- [TASK DESCRIPTION] Keep only those lines of the records that include the string "White".

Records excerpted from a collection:
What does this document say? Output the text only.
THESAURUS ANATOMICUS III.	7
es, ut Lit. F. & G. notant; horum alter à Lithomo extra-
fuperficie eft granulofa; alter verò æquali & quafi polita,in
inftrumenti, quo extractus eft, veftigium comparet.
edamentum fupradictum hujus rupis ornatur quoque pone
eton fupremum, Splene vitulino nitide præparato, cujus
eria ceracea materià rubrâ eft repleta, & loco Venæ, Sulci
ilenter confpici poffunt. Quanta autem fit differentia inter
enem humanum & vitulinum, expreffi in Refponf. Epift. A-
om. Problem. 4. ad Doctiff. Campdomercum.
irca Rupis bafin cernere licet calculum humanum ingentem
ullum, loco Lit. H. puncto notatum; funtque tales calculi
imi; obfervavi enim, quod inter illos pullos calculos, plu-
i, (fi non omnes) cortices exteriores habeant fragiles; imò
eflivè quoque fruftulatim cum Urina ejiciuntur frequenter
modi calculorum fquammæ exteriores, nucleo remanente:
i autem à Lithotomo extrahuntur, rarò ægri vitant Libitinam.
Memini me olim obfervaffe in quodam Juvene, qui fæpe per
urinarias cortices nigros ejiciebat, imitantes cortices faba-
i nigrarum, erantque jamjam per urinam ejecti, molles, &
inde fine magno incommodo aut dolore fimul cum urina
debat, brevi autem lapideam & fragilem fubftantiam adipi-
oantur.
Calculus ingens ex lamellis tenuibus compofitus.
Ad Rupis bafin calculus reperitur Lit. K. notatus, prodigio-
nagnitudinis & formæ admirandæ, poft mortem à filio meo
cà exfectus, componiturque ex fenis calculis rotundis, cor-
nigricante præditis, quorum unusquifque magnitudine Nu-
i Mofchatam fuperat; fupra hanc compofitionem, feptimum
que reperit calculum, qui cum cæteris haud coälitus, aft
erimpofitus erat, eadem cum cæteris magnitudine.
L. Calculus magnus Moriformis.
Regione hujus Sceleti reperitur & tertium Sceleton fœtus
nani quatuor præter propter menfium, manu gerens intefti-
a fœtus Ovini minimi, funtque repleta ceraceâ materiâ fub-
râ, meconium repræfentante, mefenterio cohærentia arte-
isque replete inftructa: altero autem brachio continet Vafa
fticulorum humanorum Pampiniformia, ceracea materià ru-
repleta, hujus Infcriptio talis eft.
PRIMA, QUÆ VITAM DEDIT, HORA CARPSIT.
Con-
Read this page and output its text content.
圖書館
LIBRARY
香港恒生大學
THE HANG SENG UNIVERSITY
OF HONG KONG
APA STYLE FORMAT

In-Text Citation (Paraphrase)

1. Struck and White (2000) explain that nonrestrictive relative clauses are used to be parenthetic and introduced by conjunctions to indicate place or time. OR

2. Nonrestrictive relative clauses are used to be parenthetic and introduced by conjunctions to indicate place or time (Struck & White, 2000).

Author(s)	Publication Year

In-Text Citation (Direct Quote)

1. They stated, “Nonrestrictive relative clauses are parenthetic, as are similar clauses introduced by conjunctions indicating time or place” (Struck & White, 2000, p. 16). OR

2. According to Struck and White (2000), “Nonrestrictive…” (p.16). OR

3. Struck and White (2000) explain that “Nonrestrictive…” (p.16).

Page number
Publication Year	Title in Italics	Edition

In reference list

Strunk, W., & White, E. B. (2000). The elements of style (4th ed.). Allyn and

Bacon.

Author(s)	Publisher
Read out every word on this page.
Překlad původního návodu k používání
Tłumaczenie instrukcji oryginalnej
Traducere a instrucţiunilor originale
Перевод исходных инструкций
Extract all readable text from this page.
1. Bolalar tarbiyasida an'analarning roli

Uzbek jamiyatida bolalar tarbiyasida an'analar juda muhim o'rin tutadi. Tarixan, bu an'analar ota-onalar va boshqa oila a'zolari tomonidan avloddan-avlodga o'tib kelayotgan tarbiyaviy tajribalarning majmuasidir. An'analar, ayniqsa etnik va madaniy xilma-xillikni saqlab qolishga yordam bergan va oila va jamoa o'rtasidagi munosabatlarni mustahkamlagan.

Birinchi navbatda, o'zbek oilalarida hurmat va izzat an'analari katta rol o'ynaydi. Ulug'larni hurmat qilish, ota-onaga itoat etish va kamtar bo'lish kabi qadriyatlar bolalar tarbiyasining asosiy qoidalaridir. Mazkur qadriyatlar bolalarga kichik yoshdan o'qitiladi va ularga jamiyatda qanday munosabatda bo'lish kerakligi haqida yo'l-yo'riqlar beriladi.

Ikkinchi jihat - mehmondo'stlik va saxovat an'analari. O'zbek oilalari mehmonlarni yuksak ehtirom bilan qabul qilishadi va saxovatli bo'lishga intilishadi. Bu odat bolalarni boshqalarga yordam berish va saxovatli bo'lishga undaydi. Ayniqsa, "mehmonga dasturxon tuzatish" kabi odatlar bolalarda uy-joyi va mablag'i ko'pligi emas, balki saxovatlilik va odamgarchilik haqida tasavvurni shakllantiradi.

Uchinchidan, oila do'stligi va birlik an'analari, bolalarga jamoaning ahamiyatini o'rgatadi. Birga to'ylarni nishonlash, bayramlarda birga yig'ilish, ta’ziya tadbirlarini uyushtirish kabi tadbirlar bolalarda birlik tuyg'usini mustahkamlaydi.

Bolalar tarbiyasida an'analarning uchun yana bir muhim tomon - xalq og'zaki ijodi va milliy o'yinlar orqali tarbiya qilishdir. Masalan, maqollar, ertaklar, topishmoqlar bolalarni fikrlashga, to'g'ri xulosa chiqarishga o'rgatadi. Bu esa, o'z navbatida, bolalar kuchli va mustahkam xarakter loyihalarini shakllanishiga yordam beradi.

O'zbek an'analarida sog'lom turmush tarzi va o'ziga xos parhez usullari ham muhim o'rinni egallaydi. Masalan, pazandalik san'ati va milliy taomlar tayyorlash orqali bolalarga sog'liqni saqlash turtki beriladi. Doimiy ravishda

- [ANSWER TO THE TASK]
1. Struck and White (2000) explain that nonrestrictive relative clauses are used to be parenthetic and introduced by conjunctions to indicate place or time. OR
2. Nonrestrictive relative clauses are used to be parenthetic and introduced by conjunctions to indicate place or time (Struck & White, 2000).
1. They stated, “Nonrestrictive relative clauses are parenthetic, as are similar clauses introduced by conjunctions indicating time or place” (Struck & White, 2000, p. 16). OR
2. According to Struck and White (2000), “Nonrestrictive…” (p.16). OR
3. Struck and White (2000) explain that “Nonrestrictive…” (p.16).
Strunk, W., & White, E. B. (2000). The elements of style (4th ed.). Allyn and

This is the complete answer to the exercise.